§ **Requirement**
Give every entry again, word for word and in full.
-- BEGIN The input --
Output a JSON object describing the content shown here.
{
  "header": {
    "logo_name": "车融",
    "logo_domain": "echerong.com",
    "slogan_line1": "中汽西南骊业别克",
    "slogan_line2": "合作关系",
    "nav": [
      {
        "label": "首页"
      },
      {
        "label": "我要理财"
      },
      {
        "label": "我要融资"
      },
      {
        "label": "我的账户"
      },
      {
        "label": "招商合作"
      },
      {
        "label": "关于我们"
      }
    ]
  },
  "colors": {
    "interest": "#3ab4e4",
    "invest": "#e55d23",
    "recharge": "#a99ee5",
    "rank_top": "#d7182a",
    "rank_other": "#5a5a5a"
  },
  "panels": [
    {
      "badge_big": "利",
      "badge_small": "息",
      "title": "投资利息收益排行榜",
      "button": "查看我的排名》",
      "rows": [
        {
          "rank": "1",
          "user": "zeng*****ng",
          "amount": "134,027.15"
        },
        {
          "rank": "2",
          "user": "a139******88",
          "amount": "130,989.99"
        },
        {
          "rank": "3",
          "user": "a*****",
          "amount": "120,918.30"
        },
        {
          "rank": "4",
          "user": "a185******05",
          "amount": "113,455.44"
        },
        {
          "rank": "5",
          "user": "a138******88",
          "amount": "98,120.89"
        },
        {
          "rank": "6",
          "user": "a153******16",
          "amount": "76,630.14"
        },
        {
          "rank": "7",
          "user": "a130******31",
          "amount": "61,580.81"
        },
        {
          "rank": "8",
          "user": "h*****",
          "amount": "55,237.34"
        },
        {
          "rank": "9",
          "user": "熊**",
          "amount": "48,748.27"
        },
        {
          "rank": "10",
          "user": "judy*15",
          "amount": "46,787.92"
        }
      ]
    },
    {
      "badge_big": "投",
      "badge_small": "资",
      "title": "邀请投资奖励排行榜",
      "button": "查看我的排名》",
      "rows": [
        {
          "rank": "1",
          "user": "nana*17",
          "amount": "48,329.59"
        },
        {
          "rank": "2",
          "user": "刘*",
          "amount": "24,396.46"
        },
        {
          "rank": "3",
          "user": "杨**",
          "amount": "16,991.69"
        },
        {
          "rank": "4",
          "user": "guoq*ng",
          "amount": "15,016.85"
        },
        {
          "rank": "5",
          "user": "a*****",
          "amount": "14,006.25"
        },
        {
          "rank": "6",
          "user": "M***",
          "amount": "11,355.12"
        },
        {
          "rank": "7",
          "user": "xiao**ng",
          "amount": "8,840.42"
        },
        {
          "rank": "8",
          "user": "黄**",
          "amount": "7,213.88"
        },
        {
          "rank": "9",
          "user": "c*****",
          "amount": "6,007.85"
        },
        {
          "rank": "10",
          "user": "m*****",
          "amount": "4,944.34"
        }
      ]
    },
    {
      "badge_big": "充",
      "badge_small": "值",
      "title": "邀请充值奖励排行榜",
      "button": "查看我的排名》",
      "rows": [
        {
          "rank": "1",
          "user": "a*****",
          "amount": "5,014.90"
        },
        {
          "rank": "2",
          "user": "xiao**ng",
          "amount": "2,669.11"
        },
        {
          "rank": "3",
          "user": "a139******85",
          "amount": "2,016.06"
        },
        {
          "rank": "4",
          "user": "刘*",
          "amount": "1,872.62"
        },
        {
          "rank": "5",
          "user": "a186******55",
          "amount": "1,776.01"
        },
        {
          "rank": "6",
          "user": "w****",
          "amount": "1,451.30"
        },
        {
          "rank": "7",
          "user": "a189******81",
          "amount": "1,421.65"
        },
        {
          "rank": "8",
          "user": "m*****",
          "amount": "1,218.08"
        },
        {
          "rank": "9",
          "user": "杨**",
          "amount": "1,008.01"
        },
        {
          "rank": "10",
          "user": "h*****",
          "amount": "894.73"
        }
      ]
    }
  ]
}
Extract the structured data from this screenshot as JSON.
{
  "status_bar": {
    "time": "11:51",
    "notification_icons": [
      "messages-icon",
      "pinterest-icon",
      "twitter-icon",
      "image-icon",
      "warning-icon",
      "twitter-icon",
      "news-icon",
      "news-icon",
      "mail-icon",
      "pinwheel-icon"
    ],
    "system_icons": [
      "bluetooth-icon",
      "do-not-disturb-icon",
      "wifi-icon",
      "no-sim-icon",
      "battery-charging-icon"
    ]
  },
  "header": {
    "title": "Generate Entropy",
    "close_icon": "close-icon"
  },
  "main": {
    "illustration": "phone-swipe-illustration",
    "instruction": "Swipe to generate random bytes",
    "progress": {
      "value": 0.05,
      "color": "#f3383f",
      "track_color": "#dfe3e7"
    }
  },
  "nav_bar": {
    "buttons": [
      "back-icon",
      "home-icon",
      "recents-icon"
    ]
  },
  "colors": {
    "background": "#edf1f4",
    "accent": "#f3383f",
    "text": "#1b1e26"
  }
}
-- END The input --
§ **Complete answer**
Output a JSON object describing the content shown here.
{
  "header": {
    "logo_name": "车融",
    "logo_domain": "echerong.com",
    "slogan_line1": "中汽西南骊业别克",
    "slogan_line2": "合作关系",
    "nav": [
      {
        "label": "首页"
      },
      {
        "label": "我要理财"
      },
      {
        "label": "我要融资"
      },
      {
        "label": "我的账户"
      },
      {
        "label": "招商合作"
      },
      {
        "label": "关于我们"
      }
    ]
  },
  "colors": {
    "interest": "#3ab4e4",
    "invest": "#e55d23",
    "recharge": "#a99ee5",
    "rank_top": "#d7182a",
    "rank_other": "#5a5a5a"
  },
  "panels": [
    {
      "badge_big": "利",
      "badge_small": "息",
      "title": "投资利息收益排行榜",
      "button": "查看我的排名》",
      "rows": [
        {
          "rank": "1",
          "user": "zeng*****ng",
          "amount": "134,027.15"
        },
        {
          "rank": "2",
          "user": "a139******88",
          "amount": "130,989.99"
        },
        {
          "rank": "3",
          "user": "a*****",
          "amount": "120,918.30"
        },
        {
          "rank": "4",
          "user": "a185******05",
          "amount": "113,455.44"
        },
        {
          "rank": "5",
          "user": "a138******88",
          "amount": "98,120.89"
        },
        {
          "rank": "6",
          "user": "a153******16",
          "amount": "76,630.14"
        },
        {
          "rank": "7",
          "user": "a130******31",
          "amount": "61,580.81"
        },
        {
          "rank": "8",
          "user": "h*****",
          "amount": "55,237.34"
        },
        {
          "rank": "9",
          "user": "熊**",
          "amount": "48,748.27"
        },
        {
          "rank": "10",
          "user": "judy*15",
          "amount": "46,787.92"
        }
      ]
    },
    {
      "badge_big": "投",
      "badge_small": "资",
      "title": "邀请投资奖励排行榜",
      "button": "查看我的排名》",
      "rows": [
        {
          "rank": "1",
          "user": "nana*17",
          "amount": "48,329.59"
        },
        {
          "rank": "2",
          "user": "刘*",
          "amount": "24,396.46"
        },
        {
          "rank": "3",
          "user": "杨**",
          "amount": "16,991.69"
        },
        {
          "rank": "4",
          "user": "guoq*ng",
          "amount": "15,016.85"
        },
        {
          "rank": "5",
          "user": "a*****",
          "amount": "14,006.25"
        },
        {
          "rank": "6",
          "user": "M***",
          "amount": "11,355.12"
        },
        {
          "rank": "7",
          "user": "xiao**ng",
          "amount": "8,840.42"
        },
        {
          "rank": "8",
          "user": "黄**",
          "amount": "7,213.88"
        },
        {
          "rank": "9",
          "user": "c*****",
          "amount": "6,007.85"
        },
        {
          "rank": "10",
          "user": "m*****",
          "amount": "4,944.34"
        }
      ]
    },
    {
      "badge_big": "充",
      "badge_small": "值",
      "title": "邀请充值奖励排行榜",
      "button": "查看我的排名》",
      "rows": [
        {
          "rank": "1",
          "user": "a*****",
          "amount": "5,014.90"
        },
        {
          "rank": "2",
          "user": "xiao**ng",
          "amount": "2,669.11"
        },
        {
          "rank": "3",
          "user": "a139******85",
          "amount": "2,016.06"
        },
        {
          "rank": "4",
          "user": "刘*",
          "amount": "1,872.62"
        },
        {
          "rank": "5",
          "user": "a186******55",
          "amount": "1,776.01"
        },
        {
          "rank": "6",
          "user": "w****",
          "amount": "1,451.30"
        },
        {
          "rank": "7",
          "user": "a189******81",
          "amount": "1,421.65"
        },
        {
          "rank": "8",
          "user": "m*****",
          "amount": "1,218.08"
        },
        {
          "rank": "9",
          "user": "杨**",
          "amount": "1,008.01"
        },
        {
          "rank": "10",
          "user": "h*****",
          "amount": "894.73"
        }
      ]
    }
  ]
}
Extract the structured data from this screenshot as JSON.
{
  "status_bar": {
    "time": "11:51",
    "notification_icons": [
      "messages-icon",
      "pinterest-icon",
      "twitter-icon",
      "image-icon",
      "warning-icon",
      "twitter-icon",
      "news-icon",
      "news-icon",
      "mail-icon",
      "pinwheel-icon"
    ],
    "system_icons": [
      "bluetooth-icon",
      "do-not-disturb-icon",
      "wifi-icon",
      "no-sim-icon",
      "battery-charging-icon"
    ]
  },
  "header": {
    "title": "Generate Entropy",
    "close_icon": "close-icon"
  },
  "main": {
    "illustration": "phone-swipe-illustration",
    "instruction": "Swipe to generate random bytes",
    "progress": {
      "value": 0.05,
      "color": "#f3383f",
      "track_color": "#dfe3e7"
    }
  },
  "nav_bar": {
    "buttons": [
      "back-icon",
      "home-icon",
      "recents-icon"
    ]
  },
  "colors": {
    "background": "#edf1f4",
    "accent": "#f3383f",
    "text": "#1b1e26"
  }
}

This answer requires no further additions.